■ **Written request**
Please reproduce every line of the records below verbatim, leaving the pictures out.

■ **Input material**
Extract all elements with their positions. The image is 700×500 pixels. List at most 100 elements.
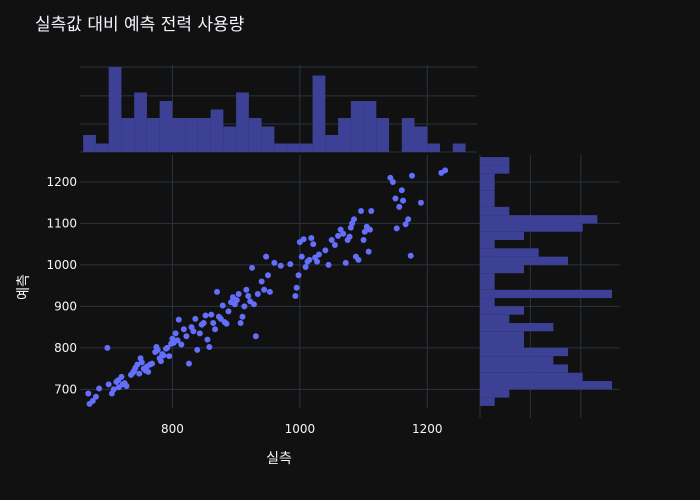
scatter-point: [89, 397, 96, 404]
scatter-point: [233, 297, 240, 304]
scatter-point: [164, 344, 171, 351]
scatter-point: [351, 216, 358, 223]
y-marginal-histogram: [480, 157, 612, 406]
y-histogram-bar: [480, 322, 554, 332]
x-histogram-bar: [121, 118, 135, 152]
scatter-point: [400, 197, 407, 204]
scatter-point: [118, 373, 125, 380]
y-tick-label: 1000: [46, 258, 77, 272]
x-histogram-bar: [83, 135, 96, 152]
y-histogram-bar: [480, 339, 524, 348]
y-histogram-bar: [480, 157, 510, 166]
y-histogram-bar: [480, 314, 510, 323]
y-tick-label: 900: [54, 299, 77, 313]
scatter-point: [310, 241, 317, 248]
scatter-point: [174, 337, 181, 344]
x-histogram-bar: [312, 75, 326, 152]
scatter-point: [223, 320, 230, 327]
x-histogram-bar: [210, 109, 224, 152]
scatter-point: [239, 313, 246, 320]
scatter-point: [178, 341, 185, 348]
y-axis-ticks: 700 800 900 1000 1100 1200: [46, 175, 77, 396]
scatter-point: [110, 386, 117, 393]
x-histogram-bar: [236, 92, 249, 152]
scatter-point: [225, 308, 232, 315]
scatter-point: [196, 330, 203, 337]
scatter-point: [175, 316, 182, 323]
x-histogram-bar: [338, 118, 351, 152]
y-histogram-bar: [480, 173, 495, 182]
scatter-point: [96, 385, 103, 392]
y-histogram-bar: [480, 198, 495, 207]
scatter-point: [254, 290, 261, 297]
scatter-point: [166, 353, 173, 360]
scatter-point: [368, 207, 375, 214]
scatter-point: [277, 262, 284, 269]
scatter-point: [157, 358, 164, 365]
scatter-point: [105, 381, 112, 388]
y-histogram-bar: [480, 281, 495, 290]
scatter-point: [342, 259, 349, 266]
scatter-point: [405, 216, 412, 223]
x-histogram-bar: [376, 118, 390, 152]
scatter-point: [237, 319, 244, 326]
scatter-point: [271, 259, 278, 266]
x-histogram-bar: [287, 143, 300, 152]
y-tick-label: 700: [54, 382, 77, 396]
x-histogram-bar: [350, 101, 364, 152]
chart-title: 실측값 대비 예측 전력 사용량: [35, 15, 245, 35]
x-tick-label: 800: [161, 422, 184, 436]
scatter-point: [396, 203, 403, 210]
y-histogram-bar: [480, 289, 612, 299]
x-histogram-bar: [172, 118, 186, 152]
scatter-point: [392, 195, 399, 202]
x-histogram-bar: [274, 143, 288, 152]
x-histogram-bar: [452, 143, 466, 152]
scatter-point: [194, 346, 201, 353]
y-histogram-bar: [480, 264, 524, 274]
scatter-point: [206, 344, 213, 351]
x-axis-label: 실측: [266, 451, 292, 467]
scatter-point: [398, 187, 405, 194]
y-histogram-bar: [480, 181, 495, 191]
scatter-point: [149, 360, 156, 367]
scatter-point: [145, 368, 152, 375]
y-histogram-bar: [480, 240, 495, 249]
y-histogram-bar: [480, 256, 568, 265]
scatter-point: [306, 256, 313, 263]
x-tick-label: 1000: [285, 422, 316, 436]
y-histogram-bar: [480, 248, 539, 257]
scatter-point: [295, 272, 302, 279]
scatter-point: [241, 303, 248, 310]
scatter-point: [212, 326, 219, 333]
y-histogram-bar: [480, 397, 495, 406]
y-histogram-bar: [480, 223, 583, 232]
y-histogram-bar: [480, 190, 495, 199]
scatter-point: [328, 237, 335, 244]
scatter-point: [360, 237, 367, 244]
y-histogram-bar: [480, 231, 524, 241]
y-tick-label: 1100: [46, 216, 77, 230]
y-histogram-bar: [480, 347, 568, 357]
scatter-point: [192, 315, 199, 322]
scatter-point: [258, 278, 265, 285]
y-histogram-bar: [480, 215, 598, 224]
y-histogram-bar: [480, 372, 583, 382]
scatter-point: [340, 230, 347, 237]
scatter-point: [315, 251, 322, 258]
scatter-point: [300, 236, 307, 243]
x-histogram-bar: [299, 143, 313, 152]
x-histogram-bar: [197, 118, 211, 152]
scatter-point: [249, 264, 256, 271]
x-marginal-histogram: [83, 67, 466, 152]
x-histogram-bar: [427, 143, 441, 152]
scatter-point: [202, 312, 209, 319]
scatter-point: [261, 286, 268, 293]
scatter-point: [361, 228, 368, 235]
y-histogram-bar: [480, 165, 510, 174]
x-tick-label: 1200: [412, 422, 443, 436]
x-axis-ticks: 800 1000 1200: [161, 422, 443, 436]
x-histogram-bar: [146, 118, 160, 152]
scatter-point: [264, 272, 271, 279]
scatter-point: [287, 261, 294, 268]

■ **Final result**
Extract all elements with their positions. The image is 700×500 pixels. List at most 100 elements.
scatter-point: [89, 397, 96, 404]
scatter-point: [233, 297, 240, 304]
scatter-point: [164, 344, 171, 351]
scatter-point: [351, 216, 358, 223]
y-marginal-histogram: [480, 157, 612, 406]
y-histogram-bar: [480, 322, 554, 332]
x-histogram-bar: [121, 118, 135, 152]
scatter-point: [400, 197, 407, 204]
scatter-point: [118, 373, 125, 380]
y-tick-label: 1000: [46, 258, 77, 272]
x-histogram-bar: [83, 135, 96, 152]
y-histogram-bar: [480, 339, 524, 348]
y-histogram-bar: [480, 157, 510, 166]
y-histogram-bar: [480, 314, 510, 323]
y-tick-label: 900: [54, 299, 77, 313]
scatter-point: [310, 241, 317, 248]
scatter-point: [174, 337, 181, 344]
x-histogram-bar: [312, 75, 326, 152]
scatter-point: [223, 320, 230, 327]
x-histogram-bar: [210, 109, 224, 152]
scatter-point: [239, 313, 246, 320]
scatter-point: [178, 341, 185, 348]
y-axis-ticks: 700 800 900 1000 1100 1200: [46, 175, 77, 396]
scatter-point: [110, 386, 117, 393]
x-histogram-bar: [236, 92, 249, 152]
scatter-point: [225, 308, 232, 315]
scatter-point: [196, 330, 203, 337]
scatter-point: [175, 316, 182, 323]
x-histogram-bar: [338, 118, 351, 152]
y-histogram-bar: [480, 173, 495, 182]
scatter-point: [96, 385, 103, 392]
y-histogram-bar: [480, 198, 495, 207]
scatter-point: [254, 290, 261, 297]
scatter-point: [166, 353, 173, 360]
scatter-point: [368, 207, 375, 214]
scatter-point: [277, 262, 284, 269]
scatter-point: [157, 358, 164, 365]
scatter-point: [105, 381, 112, 388]
y-histogram-bar: [480, 281, 495, 290]
scatter-point: [342, 259, 349, 266]
scatter-point: [405, 216, 412, 223]
x-histogram-bar: [376, 118, 390, 152]
scatter-point: [237, 319, 244, 326]
scatter-point: [271, 259, 278, 266]
x-histogram-bar: [287, 143, 300, 152]
y-tick-label: 700: [54, 382, 77, 396]
x-histogram-bar: [350, 101, 364, 152]
chart-title: 실측값 대비 예측 전력 사용량: [35, 15, 245, 35]
x-tick-label: 800: [161, 422, 184, 436]
scatter-point: [396, 203, 403, 210]
y-histogram-bar: [480, 289, 612, 299]
x-histogram-bar: [172, 118, 186, 152]
scatter-point: [392, 195, 399, 202]
x-histogram-bar: [274, 143, 288, 152]
x-histogram-bar: [452, 143, 466, 152]
scatter-point: [194, 346, 201, 353]
y-histogram-bar: [480, 264, 524, 274]
scatter-point: [206, 344, 213, 351]
x-axis-label: 실측: [266, 451, 292, 467]
scatter-point: [398, 187, 405, 194]
y-histogram-bar: [480, 181, 495, 191]
scatter-point: [149, 360, 156, 367]
scatter-point: [145, 368, 152, 375]
y-histogram-bar: [480, 240, 495, 249]
y-histogram-bar: [480, 256, 568, 265]
scatter-point: [306, 256, 313, 263]
x-tick-label: 1000: [285, 422, 316, 436]
y-histogram-bar: [480, 248, 539, 257]
scatter-point: [295, 272, 302, 279]
scatter-point: [241, 303, 248, 310]
scatter-point: [212, 326, 219, 333]
y-histogram-bar: [480, 397, 495, 406]
y-histogram-bar: [480, 223, 583, 232]
y-histogram-bar: [480, 190, 495, 199]
scatter-point: [328, 237, 335, 244]
scatter-point: [360, 237, 367, 244]
y-histogram-bar: [480, 231, 524, 241]
y-tick-label: 1100: [46, 216, 77, 230]
y-histogram-bar: [480, 347, 568, 357]
scatter-point: [192, 315, 199, 322]
scatter-point: [258, 278, 265, 285]
y-histogram-bar: [480, 215, 598, 224]
y-histogram-bar: [480, 372, 583, 382]
scatter-point: [340, 230, 347, 237]
scatter-point: [315, 251, 322, 258]
scatter-point: [300, 236, 307, 243]
x-histogram-bar: [299, 143, 313, 152]
x-histogram-bar: [197, 118, 211, 152]
scatter-point: [249, 264, 256, 271]
x-marginal-histogram: [83, 67, 466, 152]
x-histogram-bar: [427, 143, 441, 152]
scatter-point: [202, 312, 209, 319]
scatter-point: [261, 286, 268, 293]
scatter-point: [361, 228, 368, 235]
y-histogram-bar: [480, 165, 510, 174]
x-tick-label: 1200: [412, 422, 443, 436]
x-axis-ticks: 800 1000 1200: [161, 422, 443, 436]
x-histogram-bar: [146, 118, 160, 152]
scatter-point: [264, 272, 271, 279]
scatter-point: [287, 261, 294, 268]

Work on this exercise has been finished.